| Tasks to perform |
A: According to the passage on sub-Saharan Africa's growth outlook, by how much did Nigeria's economy grow last year?
B: Reproduce the passage on sub-Saharan Africa's growth outlook from "In its latest" to "momentum, the bank said.", switching "inflation" to "unemployment".

| Passage |
+ + + + + + +

The commodity price slump of 2015 cut short a decade of rapid growth for the region, and the bank said growth would take longer to recover as a decline in industrial production and a trade dispute between China and the United States take their toll.
The bank’s 2019 forecast means economic growth will lag population growth for the fourth year in a row and it will remain stuck below 3 percent, which it slipped to in 2015.
In its latest report on the regional economy, the bank also cut its 2018 growth estimate to 2.3 percent from last October’s prediction of 2.7 percent growth for last year.
“The slower-than-expected overall growth reflects ongoing global uncertainty, but increasingly comes from domestic macroeconomic instability including poorly managed debt, inflation and deficits,” the bank said.
Nigeria, South Africa and Angola, which make up about 60 percent of sub-Saharan Africa’s annual economic output, were all facing various challenges, curbing their contribution to the growth momentum, the bank said.
“This downward revision reflects slower growth in Nigeria and Angola, due to challenges in the oil sector, and subdued investment growth in South Africa, due to low business confidence,” it said.
Nigeria’s economy grew by an estimated 1.9 percent last year, up from 0.8 percent the previous year, the World Bank said, reflecting a modest pick-up in the non-oil sector.
South Africa came out of recession in the third quarter of last year but investors were still cautious due to policy uncertainty, the bank said.

+ + + + + + +

Labeled box items:
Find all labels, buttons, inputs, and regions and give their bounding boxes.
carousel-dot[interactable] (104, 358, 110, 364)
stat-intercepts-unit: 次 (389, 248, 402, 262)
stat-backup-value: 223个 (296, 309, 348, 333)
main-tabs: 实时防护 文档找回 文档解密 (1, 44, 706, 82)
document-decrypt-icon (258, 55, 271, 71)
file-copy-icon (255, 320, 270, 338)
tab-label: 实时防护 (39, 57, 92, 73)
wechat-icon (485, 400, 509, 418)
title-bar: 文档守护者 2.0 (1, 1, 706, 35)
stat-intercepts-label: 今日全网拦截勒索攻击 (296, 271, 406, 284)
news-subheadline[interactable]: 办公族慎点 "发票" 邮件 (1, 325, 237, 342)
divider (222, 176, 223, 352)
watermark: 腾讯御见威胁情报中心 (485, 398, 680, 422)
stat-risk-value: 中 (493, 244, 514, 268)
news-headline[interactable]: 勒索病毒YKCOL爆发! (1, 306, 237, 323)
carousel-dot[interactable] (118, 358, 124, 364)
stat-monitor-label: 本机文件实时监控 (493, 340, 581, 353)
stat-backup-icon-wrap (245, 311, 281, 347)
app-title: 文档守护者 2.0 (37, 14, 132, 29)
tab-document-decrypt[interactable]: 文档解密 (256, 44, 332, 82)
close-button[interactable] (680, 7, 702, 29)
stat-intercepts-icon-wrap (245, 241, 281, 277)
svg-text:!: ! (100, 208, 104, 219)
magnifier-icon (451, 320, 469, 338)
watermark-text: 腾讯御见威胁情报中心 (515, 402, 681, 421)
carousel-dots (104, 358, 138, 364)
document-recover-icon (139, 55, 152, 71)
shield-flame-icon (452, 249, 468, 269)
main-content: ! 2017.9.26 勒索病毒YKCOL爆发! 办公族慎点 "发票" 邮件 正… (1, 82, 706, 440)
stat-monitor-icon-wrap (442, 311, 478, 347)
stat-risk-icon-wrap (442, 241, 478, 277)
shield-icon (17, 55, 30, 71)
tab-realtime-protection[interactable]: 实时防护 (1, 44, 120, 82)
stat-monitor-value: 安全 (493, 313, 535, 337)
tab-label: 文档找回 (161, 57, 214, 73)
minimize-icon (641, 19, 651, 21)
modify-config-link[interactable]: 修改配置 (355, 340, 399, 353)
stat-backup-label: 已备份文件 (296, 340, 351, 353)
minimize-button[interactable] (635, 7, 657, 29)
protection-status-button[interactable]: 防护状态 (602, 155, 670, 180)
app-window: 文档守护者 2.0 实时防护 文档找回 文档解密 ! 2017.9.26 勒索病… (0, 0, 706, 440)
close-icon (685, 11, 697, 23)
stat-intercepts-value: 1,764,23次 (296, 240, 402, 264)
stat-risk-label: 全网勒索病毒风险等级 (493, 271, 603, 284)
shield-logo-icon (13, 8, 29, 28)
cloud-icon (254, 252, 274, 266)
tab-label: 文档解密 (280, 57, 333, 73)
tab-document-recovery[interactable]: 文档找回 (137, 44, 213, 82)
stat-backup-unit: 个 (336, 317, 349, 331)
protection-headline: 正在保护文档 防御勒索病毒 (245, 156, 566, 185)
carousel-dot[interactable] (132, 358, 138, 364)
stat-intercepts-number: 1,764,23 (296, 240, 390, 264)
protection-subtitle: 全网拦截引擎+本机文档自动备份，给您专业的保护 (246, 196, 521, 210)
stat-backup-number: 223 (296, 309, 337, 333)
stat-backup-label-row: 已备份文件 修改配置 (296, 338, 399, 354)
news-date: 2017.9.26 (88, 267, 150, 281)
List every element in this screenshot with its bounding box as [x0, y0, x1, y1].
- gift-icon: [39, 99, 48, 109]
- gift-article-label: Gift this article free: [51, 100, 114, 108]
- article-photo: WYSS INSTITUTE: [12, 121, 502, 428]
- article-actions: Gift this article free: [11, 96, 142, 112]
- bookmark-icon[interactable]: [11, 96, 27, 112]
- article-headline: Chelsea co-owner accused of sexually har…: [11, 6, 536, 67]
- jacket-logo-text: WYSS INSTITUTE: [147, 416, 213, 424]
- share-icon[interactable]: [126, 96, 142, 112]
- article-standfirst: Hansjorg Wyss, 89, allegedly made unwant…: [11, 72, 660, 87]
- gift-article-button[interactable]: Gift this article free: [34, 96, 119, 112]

+ + + + + + +

| Task-by-task results |
A: An estimated 1.9 percent.

B:
In its latest report on the regional economy, the bank also cut its 2018 growth estimate to 2.3 percent from last October’s prediction of 2.7 percent growth for last year.
“The slower-than-expected overall growth reflects ongoing global uncertainty, but increasingly comes from domestic macroeconomic instability including poorly managed debt, unemployment and deficits,” the bank said.
Nigeria, South Africa and Angola, which make up about 60 percent of sub-Saharan Africa’s annual economic output, were all facing various challenges, curbing their contribution to the growth momentum, the bank said.